TASK MATERIAL.
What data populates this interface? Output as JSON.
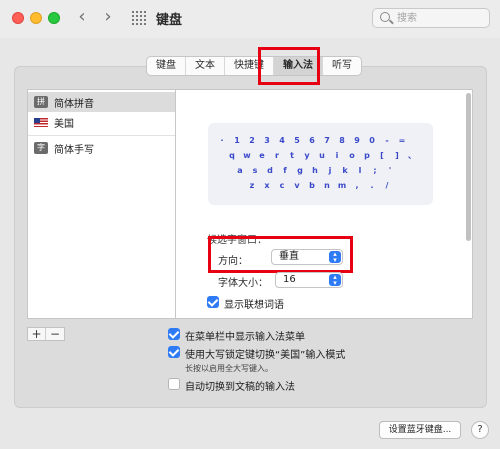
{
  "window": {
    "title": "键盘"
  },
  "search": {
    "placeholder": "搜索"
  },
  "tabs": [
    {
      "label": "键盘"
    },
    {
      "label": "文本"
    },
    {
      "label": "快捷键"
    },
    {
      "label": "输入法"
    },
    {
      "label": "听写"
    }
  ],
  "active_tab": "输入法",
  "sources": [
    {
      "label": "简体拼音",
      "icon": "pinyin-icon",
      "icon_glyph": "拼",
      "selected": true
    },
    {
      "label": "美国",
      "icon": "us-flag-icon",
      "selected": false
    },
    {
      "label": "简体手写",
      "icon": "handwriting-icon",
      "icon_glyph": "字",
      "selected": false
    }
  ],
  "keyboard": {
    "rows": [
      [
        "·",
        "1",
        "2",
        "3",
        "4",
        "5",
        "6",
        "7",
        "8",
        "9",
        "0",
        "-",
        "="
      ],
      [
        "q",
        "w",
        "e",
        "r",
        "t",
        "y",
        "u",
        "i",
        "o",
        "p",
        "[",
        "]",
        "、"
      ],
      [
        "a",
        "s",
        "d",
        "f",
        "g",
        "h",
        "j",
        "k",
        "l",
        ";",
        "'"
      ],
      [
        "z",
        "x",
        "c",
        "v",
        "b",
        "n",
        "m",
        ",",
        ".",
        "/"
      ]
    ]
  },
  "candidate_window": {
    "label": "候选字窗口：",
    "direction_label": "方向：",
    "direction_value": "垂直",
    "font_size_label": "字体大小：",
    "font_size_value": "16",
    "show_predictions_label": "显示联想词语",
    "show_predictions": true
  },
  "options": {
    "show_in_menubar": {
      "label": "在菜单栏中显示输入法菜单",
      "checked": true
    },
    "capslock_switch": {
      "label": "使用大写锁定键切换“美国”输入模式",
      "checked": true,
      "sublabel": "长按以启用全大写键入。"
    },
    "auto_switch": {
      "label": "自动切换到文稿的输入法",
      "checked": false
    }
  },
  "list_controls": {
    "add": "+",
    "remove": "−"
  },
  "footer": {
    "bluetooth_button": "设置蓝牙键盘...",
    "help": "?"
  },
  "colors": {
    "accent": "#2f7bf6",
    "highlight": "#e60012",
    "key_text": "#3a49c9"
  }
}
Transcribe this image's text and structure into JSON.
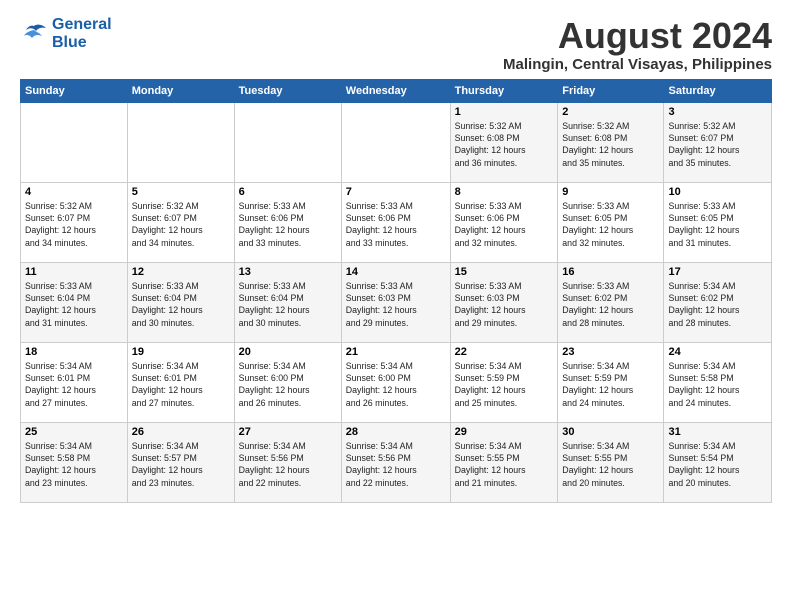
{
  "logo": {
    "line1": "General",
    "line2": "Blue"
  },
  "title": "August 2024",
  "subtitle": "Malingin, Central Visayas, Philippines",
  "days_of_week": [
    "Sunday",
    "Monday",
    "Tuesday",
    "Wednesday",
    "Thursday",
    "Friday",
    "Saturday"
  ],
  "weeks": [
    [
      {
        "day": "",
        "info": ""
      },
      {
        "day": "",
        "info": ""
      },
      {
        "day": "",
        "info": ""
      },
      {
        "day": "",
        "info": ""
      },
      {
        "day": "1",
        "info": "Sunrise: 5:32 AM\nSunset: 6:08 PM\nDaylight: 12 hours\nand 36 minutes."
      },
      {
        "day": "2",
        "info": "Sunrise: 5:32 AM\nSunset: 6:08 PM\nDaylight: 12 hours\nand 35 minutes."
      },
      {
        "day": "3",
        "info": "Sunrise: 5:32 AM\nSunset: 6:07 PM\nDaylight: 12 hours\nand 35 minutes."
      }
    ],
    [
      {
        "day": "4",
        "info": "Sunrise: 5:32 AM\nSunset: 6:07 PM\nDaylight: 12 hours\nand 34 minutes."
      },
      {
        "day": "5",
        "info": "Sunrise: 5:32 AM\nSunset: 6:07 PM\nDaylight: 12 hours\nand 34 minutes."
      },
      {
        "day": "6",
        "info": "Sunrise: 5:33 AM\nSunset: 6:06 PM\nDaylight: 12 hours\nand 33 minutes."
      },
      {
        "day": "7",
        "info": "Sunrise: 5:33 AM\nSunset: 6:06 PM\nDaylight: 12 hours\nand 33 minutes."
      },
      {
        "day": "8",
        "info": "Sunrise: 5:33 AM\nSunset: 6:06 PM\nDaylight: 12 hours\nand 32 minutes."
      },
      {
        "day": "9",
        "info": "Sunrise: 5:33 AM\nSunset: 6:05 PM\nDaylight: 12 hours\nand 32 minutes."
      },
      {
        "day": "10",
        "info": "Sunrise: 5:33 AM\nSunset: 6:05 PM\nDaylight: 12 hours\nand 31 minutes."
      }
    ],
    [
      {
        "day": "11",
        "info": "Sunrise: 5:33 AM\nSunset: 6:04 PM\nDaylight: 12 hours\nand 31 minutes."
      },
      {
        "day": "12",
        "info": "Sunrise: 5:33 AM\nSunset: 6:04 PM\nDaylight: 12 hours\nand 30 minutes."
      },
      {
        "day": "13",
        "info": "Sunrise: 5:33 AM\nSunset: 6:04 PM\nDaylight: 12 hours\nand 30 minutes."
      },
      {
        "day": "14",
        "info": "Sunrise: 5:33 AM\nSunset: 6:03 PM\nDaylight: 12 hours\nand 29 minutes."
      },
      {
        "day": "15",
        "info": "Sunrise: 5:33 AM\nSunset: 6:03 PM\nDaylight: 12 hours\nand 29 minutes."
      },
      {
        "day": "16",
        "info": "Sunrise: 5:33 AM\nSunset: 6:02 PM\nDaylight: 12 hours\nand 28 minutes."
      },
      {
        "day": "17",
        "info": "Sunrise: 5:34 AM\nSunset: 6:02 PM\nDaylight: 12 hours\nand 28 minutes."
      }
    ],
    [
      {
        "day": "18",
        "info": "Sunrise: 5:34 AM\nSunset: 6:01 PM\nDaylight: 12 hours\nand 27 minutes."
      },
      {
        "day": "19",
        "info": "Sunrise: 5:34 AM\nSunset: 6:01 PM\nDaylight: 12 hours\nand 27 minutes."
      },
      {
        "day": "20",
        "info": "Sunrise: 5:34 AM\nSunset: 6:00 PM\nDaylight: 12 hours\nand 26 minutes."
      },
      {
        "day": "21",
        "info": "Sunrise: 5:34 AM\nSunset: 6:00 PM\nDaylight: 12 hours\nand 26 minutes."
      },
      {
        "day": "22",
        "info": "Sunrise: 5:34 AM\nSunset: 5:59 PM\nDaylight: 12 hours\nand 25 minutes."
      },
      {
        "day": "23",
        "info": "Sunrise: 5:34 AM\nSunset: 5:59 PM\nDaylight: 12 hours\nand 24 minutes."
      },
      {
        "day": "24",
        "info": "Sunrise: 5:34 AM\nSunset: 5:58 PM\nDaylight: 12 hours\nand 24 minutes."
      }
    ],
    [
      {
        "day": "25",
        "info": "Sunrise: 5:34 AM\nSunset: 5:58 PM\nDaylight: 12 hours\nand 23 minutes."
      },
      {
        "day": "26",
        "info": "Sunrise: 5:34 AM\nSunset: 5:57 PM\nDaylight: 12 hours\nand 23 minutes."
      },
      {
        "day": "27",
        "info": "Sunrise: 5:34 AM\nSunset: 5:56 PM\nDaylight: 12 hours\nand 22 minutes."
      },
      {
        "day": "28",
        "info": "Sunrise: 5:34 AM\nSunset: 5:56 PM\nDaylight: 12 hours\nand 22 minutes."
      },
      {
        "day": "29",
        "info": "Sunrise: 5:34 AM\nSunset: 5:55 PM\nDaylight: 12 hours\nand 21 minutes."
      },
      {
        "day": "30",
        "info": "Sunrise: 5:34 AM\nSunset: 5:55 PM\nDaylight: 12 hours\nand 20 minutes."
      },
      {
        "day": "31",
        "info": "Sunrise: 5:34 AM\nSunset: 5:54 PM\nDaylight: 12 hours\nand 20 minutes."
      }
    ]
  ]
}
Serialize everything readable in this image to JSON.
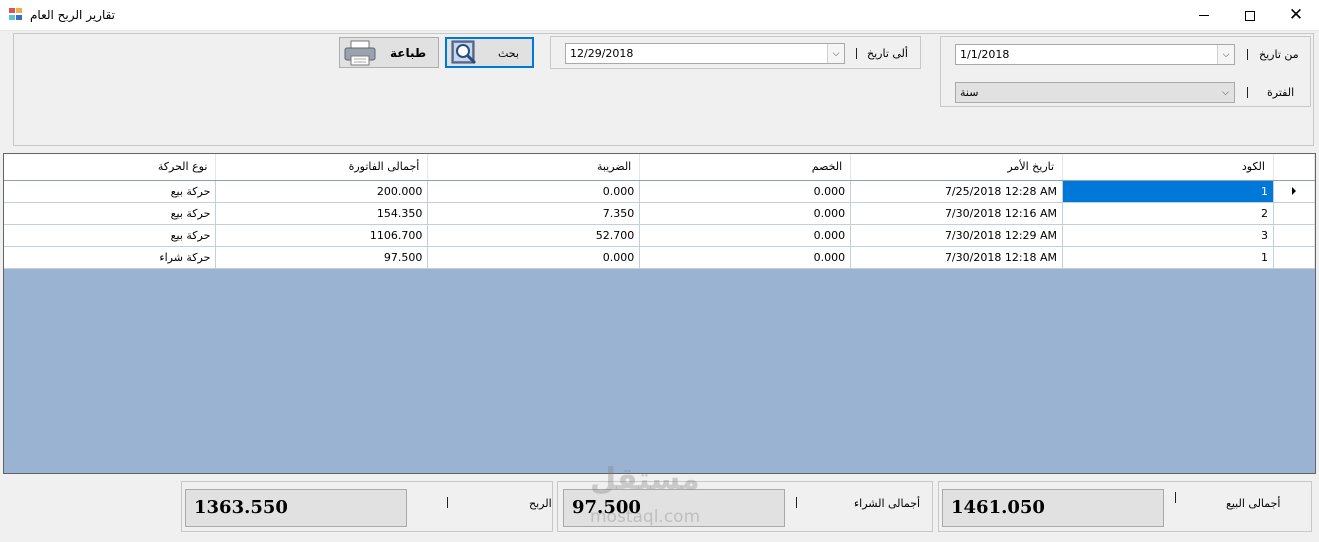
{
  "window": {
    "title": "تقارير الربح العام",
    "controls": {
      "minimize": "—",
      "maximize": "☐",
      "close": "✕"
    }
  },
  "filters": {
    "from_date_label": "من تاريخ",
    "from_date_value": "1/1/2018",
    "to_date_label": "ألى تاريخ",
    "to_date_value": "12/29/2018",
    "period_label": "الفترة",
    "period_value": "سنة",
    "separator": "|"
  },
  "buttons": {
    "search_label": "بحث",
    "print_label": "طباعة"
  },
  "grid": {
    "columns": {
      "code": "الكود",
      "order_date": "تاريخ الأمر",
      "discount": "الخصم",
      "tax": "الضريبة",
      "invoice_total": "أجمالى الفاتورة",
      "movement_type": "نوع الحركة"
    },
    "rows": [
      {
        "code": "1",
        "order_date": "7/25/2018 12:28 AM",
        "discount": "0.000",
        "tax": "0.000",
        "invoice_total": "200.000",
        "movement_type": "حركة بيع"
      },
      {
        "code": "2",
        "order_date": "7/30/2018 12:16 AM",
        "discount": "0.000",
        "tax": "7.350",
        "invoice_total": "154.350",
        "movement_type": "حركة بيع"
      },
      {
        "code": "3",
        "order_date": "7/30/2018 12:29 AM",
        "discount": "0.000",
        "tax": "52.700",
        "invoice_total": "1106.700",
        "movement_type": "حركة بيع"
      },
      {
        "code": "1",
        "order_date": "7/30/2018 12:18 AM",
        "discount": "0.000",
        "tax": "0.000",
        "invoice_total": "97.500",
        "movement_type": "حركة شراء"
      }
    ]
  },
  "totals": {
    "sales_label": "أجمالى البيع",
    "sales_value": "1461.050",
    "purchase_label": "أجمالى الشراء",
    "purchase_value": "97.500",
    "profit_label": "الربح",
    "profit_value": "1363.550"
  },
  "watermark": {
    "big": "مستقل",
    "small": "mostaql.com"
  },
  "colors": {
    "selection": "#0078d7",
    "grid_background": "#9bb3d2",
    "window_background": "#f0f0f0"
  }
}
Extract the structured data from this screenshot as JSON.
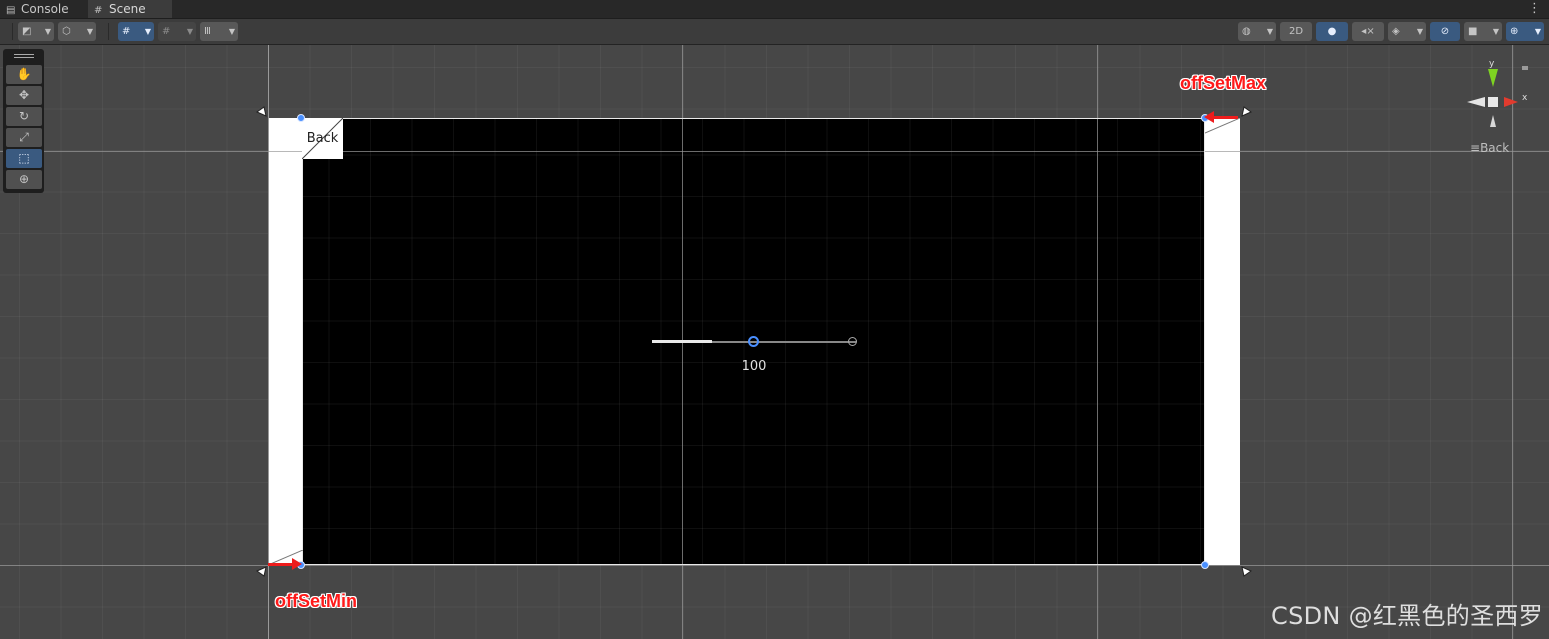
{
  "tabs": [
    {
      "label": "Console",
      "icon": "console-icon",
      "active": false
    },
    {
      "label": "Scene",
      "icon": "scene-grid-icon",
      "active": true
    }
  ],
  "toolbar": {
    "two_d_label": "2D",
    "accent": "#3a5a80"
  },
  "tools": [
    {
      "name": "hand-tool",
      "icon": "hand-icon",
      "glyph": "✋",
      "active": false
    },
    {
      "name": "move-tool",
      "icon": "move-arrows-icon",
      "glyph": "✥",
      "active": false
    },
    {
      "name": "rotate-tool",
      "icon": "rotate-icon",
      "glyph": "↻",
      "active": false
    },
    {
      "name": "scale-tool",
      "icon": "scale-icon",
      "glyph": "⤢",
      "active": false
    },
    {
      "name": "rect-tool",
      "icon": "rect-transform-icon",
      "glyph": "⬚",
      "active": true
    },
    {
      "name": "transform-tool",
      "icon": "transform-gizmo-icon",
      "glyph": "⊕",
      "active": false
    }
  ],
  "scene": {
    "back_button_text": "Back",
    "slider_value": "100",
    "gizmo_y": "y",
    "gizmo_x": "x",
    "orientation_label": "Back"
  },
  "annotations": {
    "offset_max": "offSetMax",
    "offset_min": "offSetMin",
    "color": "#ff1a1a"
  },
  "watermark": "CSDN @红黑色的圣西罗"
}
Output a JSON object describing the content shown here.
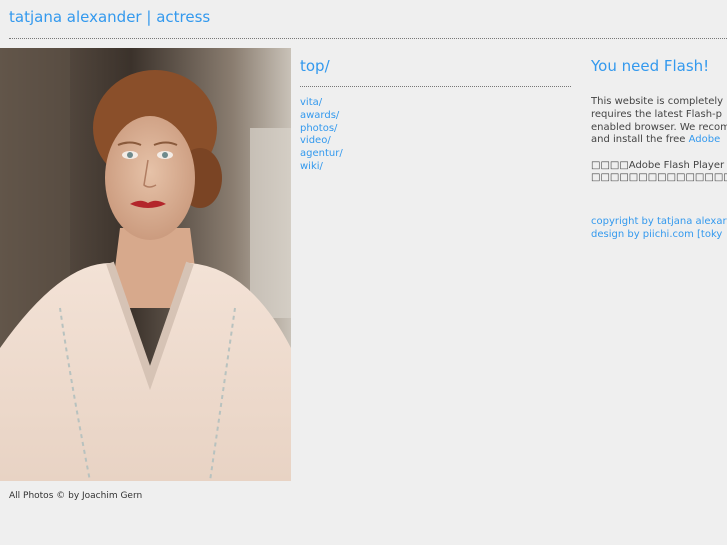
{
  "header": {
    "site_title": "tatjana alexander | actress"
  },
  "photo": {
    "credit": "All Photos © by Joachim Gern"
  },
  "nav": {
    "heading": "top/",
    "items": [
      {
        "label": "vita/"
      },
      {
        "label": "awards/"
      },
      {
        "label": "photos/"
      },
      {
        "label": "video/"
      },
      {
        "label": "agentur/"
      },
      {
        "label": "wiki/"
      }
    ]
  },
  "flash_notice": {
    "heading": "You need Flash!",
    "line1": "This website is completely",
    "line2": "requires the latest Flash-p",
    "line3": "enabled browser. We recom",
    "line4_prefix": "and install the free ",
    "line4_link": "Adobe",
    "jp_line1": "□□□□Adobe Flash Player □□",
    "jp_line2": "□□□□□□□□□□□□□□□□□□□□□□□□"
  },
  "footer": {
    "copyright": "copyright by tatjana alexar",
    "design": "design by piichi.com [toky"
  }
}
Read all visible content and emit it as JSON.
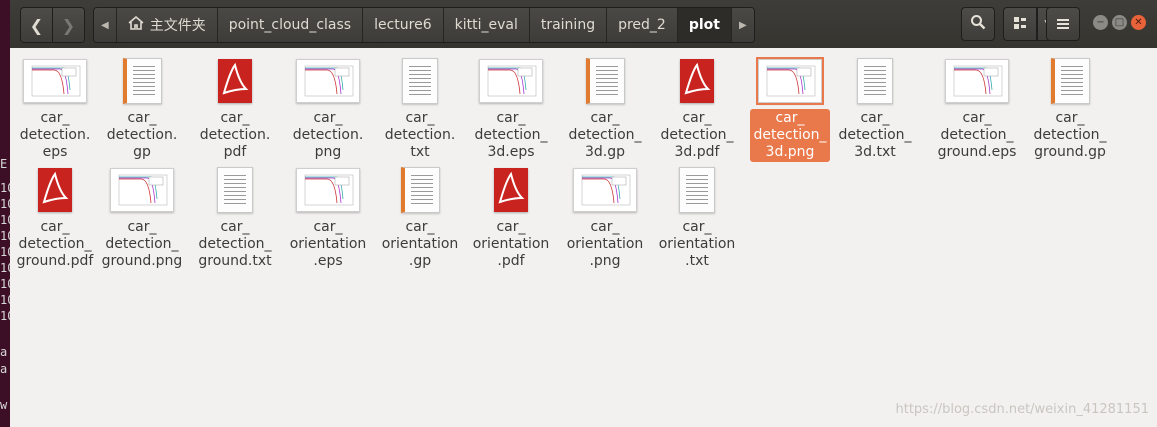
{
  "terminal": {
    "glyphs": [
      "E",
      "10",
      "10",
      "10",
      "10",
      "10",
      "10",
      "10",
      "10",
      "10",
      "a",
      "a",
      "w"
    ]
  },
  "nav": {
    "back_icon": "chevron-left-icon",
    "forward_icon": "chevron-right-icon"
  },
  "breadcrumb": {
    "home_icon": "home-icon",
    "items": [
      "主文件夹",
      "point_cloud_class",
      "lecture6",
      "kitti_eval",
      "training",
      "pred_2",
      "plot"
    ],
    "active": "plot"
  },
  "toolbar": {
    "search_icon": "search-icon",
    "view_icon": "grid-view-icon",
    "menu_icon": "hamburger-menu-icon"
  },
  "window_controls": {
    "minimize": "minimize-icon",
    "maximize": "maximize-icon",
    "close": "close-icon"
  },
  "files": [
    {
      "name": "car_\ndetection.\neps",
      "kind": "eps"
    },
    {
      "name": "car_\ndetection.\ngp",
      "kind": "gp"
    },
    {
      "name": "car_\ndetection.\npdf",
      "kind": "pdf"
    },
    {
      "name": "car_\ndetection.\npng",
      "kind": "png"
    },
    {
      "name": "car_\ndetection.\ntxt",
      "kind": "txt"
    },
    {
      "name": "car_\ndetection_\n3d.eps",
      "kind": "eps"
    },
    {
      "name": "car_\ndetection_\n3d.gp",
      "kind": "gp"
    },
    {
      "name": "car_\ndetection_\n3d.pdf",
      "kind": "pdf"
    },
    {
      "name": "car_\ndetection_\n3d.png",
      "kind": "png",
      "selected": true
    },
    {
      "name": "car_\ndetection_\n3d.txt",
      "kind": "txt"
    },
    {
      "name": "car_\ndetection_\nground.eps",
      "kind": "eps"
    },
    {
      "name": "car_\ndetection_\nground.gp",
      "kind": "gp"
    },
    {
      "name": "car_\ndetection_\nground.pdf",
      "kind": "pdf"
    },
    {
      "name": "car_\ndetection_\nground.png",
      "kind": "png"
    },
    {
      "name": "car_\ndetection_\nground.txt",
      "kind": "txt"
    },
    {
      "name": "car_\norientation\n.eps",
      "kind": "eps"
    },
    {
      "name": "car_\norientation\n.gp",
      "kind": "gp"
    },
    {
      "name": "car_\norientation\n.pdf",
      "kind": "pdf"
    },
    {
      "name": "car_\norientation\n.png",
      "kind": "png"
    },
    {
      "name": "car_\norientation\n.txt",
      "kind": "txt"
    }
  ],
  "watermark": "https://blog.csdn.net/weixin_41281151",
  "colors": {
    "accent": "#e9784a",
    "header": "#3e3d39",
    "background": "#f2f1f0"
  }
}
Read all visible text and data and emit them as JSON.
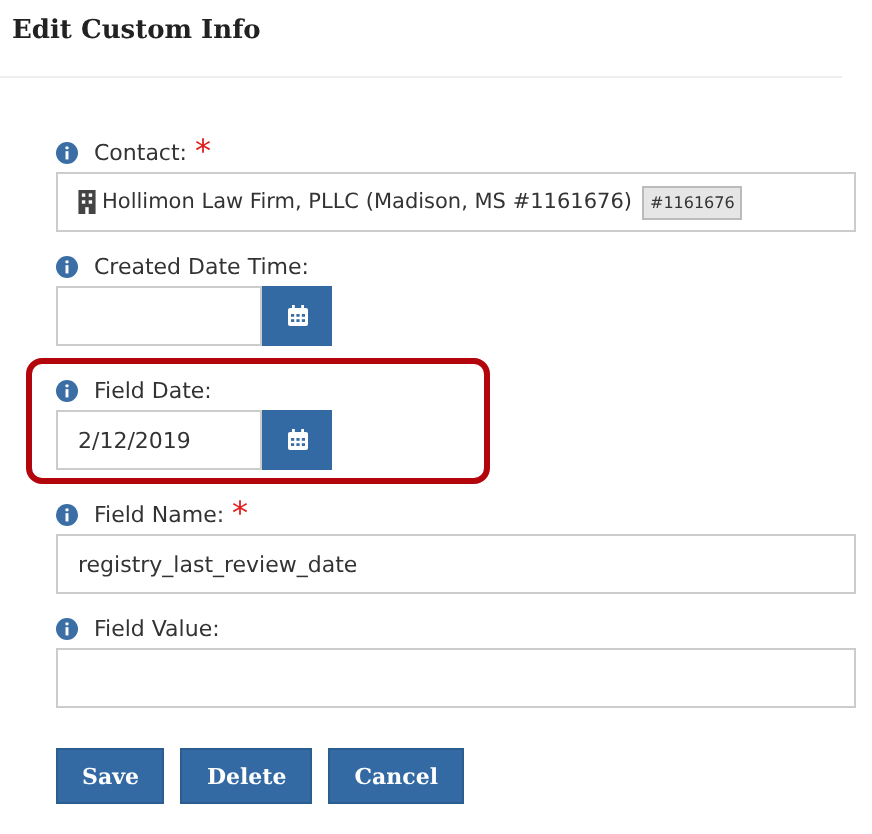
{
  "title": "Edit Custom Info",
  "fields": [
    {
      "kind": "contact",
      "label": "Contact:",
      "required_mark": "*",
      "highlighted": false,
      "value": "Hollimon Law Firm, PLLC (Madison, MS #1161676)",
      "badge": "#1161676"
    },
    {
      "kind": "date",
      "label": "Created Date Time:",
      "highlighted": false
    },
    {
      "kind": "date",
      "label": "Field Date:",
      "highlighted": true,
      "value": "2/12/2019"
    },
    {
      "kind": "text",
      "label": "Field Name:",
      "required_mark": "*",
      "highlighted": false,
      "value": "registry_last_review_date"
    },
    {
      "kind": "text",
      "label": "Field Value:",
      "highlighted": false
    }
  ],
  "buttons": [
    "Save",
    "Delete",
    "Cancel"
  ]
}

BRIEF. Collect every line with the string "content" from the records, and copy each.

OUTPUT BELOW.
Output a JSON object describing the content shown here.
Read all visible content and emit it as JSON.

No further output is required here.